» **WHAT TO WORK ON**: Repeat everything in the material exactly.

» **LISTED RECORDS**:
[Start]

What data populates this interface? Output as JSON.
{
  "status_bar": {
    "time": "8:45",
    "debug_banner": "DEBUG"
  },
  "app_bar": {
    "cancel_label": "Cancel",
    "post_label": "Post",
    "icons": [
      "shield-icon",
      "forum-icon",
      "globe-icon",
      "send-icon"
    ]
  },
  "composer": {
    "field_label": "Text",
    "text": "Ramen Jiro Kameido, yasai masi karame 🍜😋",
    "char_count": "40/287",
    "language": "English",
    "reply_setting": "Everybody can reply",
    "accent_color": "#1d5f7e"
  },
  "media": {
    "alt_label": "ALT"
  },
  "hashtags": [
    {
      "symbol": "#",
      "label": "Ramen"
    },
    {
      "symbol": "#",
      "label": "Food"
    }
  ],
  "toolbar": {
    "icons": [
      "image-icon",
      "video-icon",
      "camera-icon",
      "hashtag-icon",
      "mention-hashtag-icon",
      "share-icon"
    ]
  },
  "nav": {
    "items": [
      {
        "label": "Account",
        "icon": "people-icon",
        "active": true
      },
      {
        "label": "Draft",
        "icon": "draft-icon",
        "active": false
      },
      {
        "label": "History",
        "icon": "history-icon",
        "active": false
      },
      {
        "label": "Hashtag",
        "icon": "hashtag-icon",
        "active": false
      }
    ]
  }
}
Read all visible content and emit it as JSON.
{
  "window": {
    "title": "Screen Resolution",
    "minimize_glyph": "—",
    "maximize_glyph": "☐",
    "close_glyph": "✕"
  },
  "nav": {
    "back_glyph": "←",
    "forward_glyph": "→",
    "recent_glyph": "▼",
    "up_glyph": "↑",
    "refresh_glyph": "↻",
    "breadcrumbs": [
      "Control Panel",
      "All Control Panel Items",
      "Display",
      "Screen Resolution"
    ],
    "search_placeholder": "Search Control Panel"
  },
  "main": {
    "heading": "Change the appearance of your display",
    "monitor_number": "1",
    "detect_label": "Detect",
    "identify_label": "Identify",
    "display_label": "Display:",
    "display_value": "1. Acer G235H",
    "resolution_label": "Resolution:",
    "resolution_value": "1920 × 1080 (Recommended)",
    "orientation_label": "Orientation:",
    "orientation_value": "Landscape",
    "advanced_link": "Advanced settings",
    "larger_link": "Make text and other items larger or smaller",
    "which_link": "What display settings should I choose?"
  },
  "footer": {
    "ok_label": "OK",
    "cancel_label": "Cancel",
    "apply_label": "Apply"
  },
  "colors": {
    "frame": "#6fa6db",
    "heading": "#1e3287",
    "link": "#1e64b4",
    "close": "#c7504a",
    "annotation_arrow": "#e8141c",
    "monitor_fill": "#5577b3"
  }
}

[End]

» **SOLUTION BELOW**:
What data populates this interface? Output as JSON.
{
  "status_bar": {
    "time": "8:45",
    "debug_banner": "DEBUG"
  },
  "app_bar": {
    "cancel_label": "Cancel",
    "post_label": "Post",
    "icons": [
      "shield-icon",
      "forum-icon",
      "globe-icon",
      "send-icon"
    ]
  },
  "composer": {
    "field_label": "Text",
    "text": "Ramen Jiro Kameido, yasai masi karame 🍜😋",
    "char_count": "40/287",
    "language": "English",
    "reply_setting": "Everybody can reply",
    "accent_color": "#1d5f7e"
  },
  "media": {
    "alt_label": "ALT"
  },
  "hashtags": [
    {
      "symbol": "#",
      "label": "Ramen"
    },
    {
      "symbol": "#",
      "label": "Food"
    }
  ],
  "toolbar": {
    "icons": [
      "image-icon",
      "video-icon",
      "camera-icon",
      "hashtag-icon",
      "mention-hashtag-icon",
      "share-icon"
    ]
  },
  "nav": {
    "items": [
      {
        "label": "Account",
        "icon": "people-icon",
        "active": true
      },
      {
        "label": "Draft",
        "icon": "draft-icon",
        "active": false
      },
      {
        "label": "History",
        "icon": "history-icon",
        "active": false
      },
      {
        "label": "Hashtag",
        "icon": "hashtag-icon",
        "active": false
      }
    ]
  }
}
Read all visible content and emit it as JSON.
{
  "window": {
    "title": "Screen Resolution",
    "minimize_glyph": "—",
    "maximize_glyph": "☐",
    "close_glyph": "✕"
  },
  "nav": {
    "back_glyph": "←",
    "forward_glyph": "→",
    "recent_glyph": "▼",
    "up_glyph": "↑",
    "refresh_glyph": "↻",
    "breadcrumbs": [
      "Control Panel",
      "All Control Panel Items",
      "Display",
      "Screen Resolution"
    ],
    "search_placeholder": "Search Control Panel"
  },
  "main": {
    "heading": "Change the appearance of your display",
    "monitor_number": "1",
    "detect_label": "Detect",
    "identify_label": "Identify",
    "display_label": "Display:",
    "display_value": "1. Acer G235H",
    "resolution_label": "Resolution:",
    "resolution_value": "1920 × 1080 (Recommended)",
    "orientation_label": "Orientation:",
    "orientation_value": "Landscape",
    "advanced_link": "Advanced settings",
    "larger_link": "Make text and other items larger or smaller",
    "which_link": "What display settings should I choose?"
  },
  "footer": {
    "ok_label": "OK",
    "cancel_label": "Cancel",
    "apply_label": "Apply"
  },
  "colors": {
    "frame": "#6fa6db",
    "heading": "#1e3287",
    "link": "#1e64b4",
    "close": "#c7504a",
    "annotation_arrow": "#e8141c",
    "monitor_fill": "#5577b3"
  }
}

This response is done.